— START OF RECORD EXCERPTS —

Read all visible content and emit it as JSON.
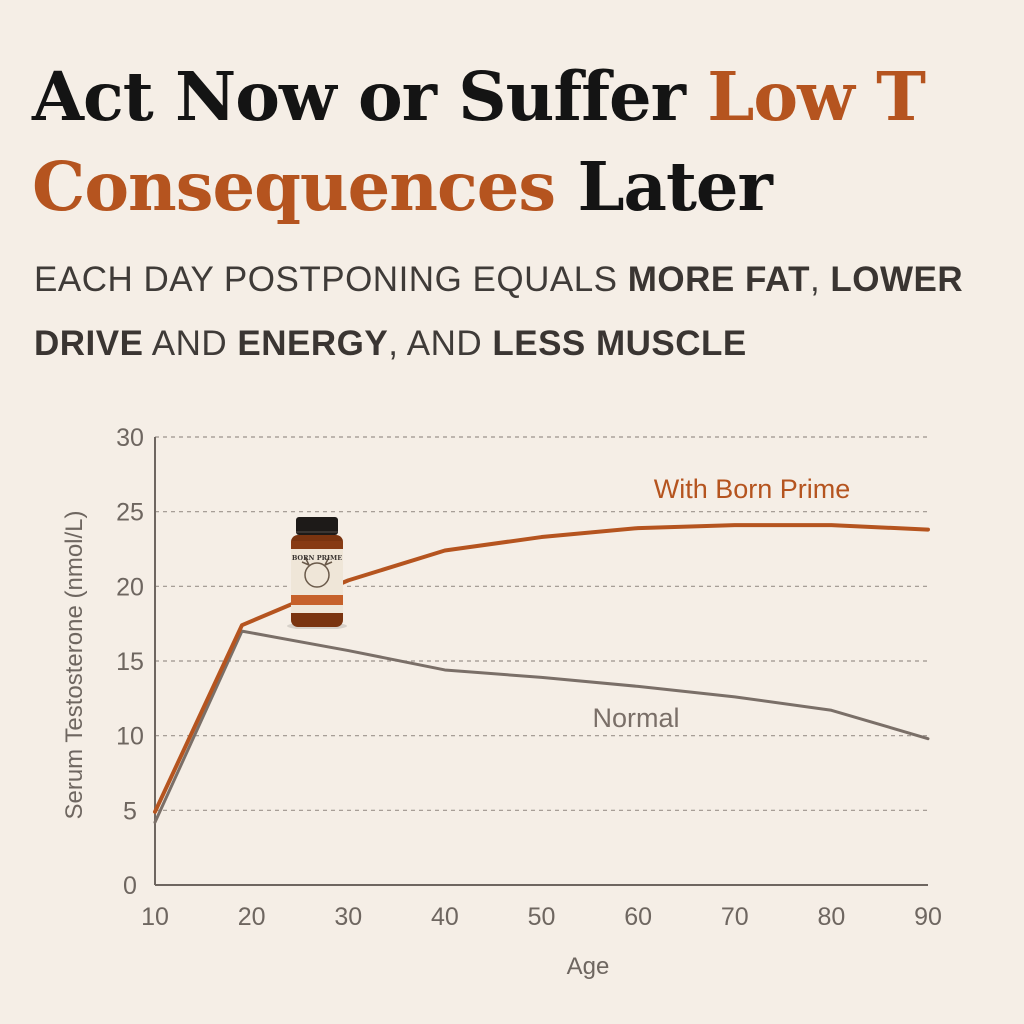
{
  "headline": {
    "part1": "Act Now or Suffer ",
    "accent": "Low T Consequences",
    "part2": " Later"
  },
  "subhead": {
    "t1": "EACH DAY POSTPONING EQUALS ",
    "b1": "MORE FAT",
    "t2": ", ",
    "b2": "LOWER DRIVE",
    "t3": " AND ",
    "b3": "ENERGY",
    "t4": ", AND ",
    "b4": "LESS MUSCLE"
  },
  "product": {
    "name": "BORN PRIME"
  },
  "colors": {
    "accent": "#b5541f",
    "normal": "#7a6f68",
    "axis": "#6e6660",
    "text": "#141414"
  },
  "chart_data": {
    "type": "line",
    "xlabel": "Age",
    "ylabel": "Serum Testosterone (nmol/L)",
    "xlim": [
      10,
      90
    ],
    "ylim": [
      0,
      30
    ],
    "xticks": [
      10,
      20,
      30,
      40,
      50,
      60,
      70,
      80,
      90
    ],
    "yticks": [
      0,
      5,
      10,
      15,
      20,
      25,
      30
    ],
    "grid": "horizontal-dashed",
    "series": [
      {
        "name": "With Born Prime",
        "color": "#b5541f",
        "x": [
          10,
          19,
          30,
          40,
          50,
          60,
          70,
          80,
          90
        ],
        "y": [
          4.9,
          17.4,
          20.4,
          22.4,
          23.3,
          23.9,
          24.1,
          24.1,
          23.8
        ]
      },
      {
        "name": "Normal",
        "color": "#7a6f68",
        "x": [
          10,
          19,
          30,
          40,
          50,
          60,
          70,
          80,
          90
        ],
        "y": [
          4.2,
          17.0,
          15.7,
          14.4,
          13.9,
          13.3,
          12.6,
          11.7,
          9.8
        ]
      }
    ]
  }
}
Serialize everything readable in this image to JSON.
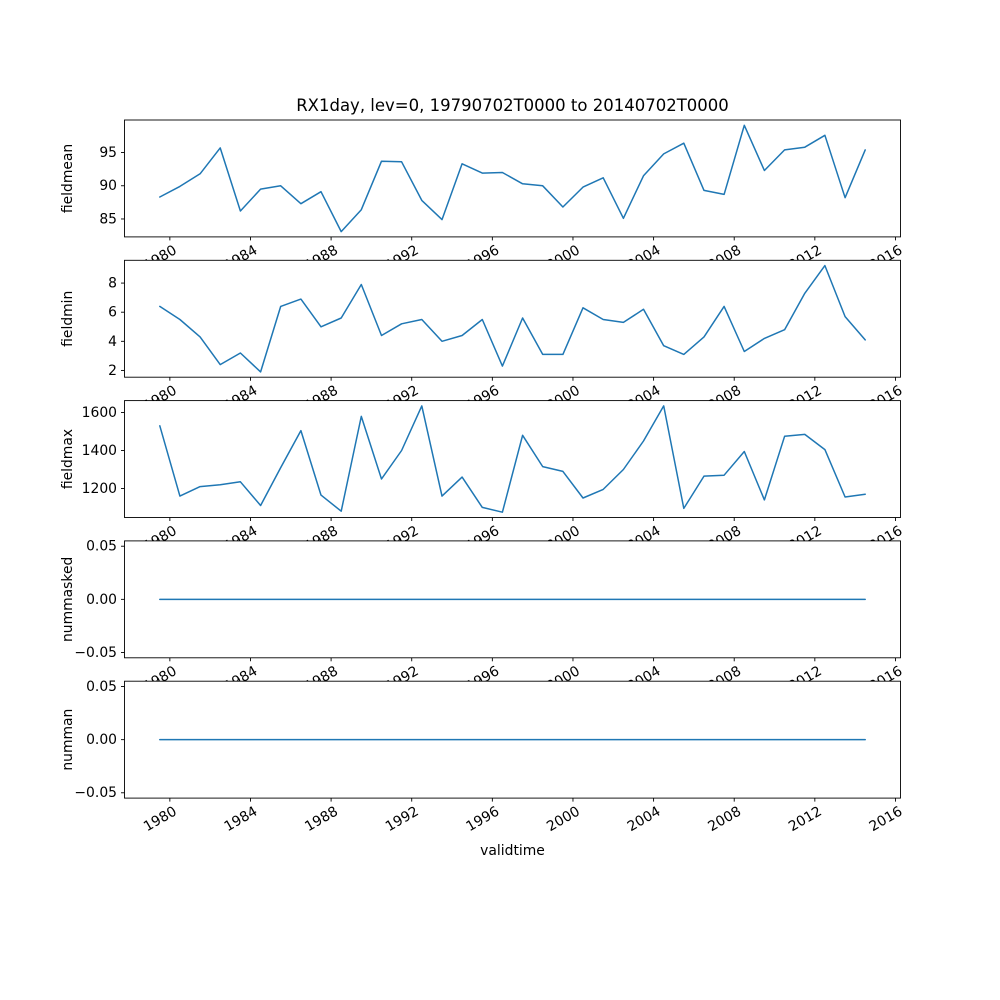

— END OF RECORD EXCERPTS —

→ THE PROBLEM
State the count of lines in the data holding the word "name", adding nothing to it.

→ EXERCISE OUTPUT
3